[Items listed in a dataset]

====

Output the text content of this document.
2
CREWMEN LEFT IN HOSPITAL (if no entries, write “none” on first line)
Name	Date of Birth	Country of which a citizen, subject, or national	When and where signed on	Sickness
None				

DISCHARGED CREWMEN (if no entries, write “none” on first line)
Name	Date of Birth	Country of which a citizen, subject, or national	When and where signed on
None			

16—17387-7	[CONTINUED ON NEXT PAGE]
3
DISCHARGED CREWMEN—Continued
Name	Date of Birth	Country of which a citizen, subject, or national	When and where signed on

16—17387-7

====

_The problem_
Extract all of the data above and output it character for character.

_Response to the exercise_
Output the text content of this document.
2
CREWMEN LEFT IN HOSPITAL (if no entries, write “none” on first line)
Name	Date of Birth	Country of which a citizen, subject, or national	When and where signed on	Sickness
None				

DISCHARGED CREWMEN (if no entries, write “none” on first line)
Name	Date of Birth	Country of which a citizen, subject, or national	When and where signed on
None			

16—17387-7	[CONTINUED ON NEXT PAGE]
3
DISCHARGED CREWMEN—Continued
Name	Date of Birth	Country of which a citizen, subject, or national	When and where signed on

16—17387-7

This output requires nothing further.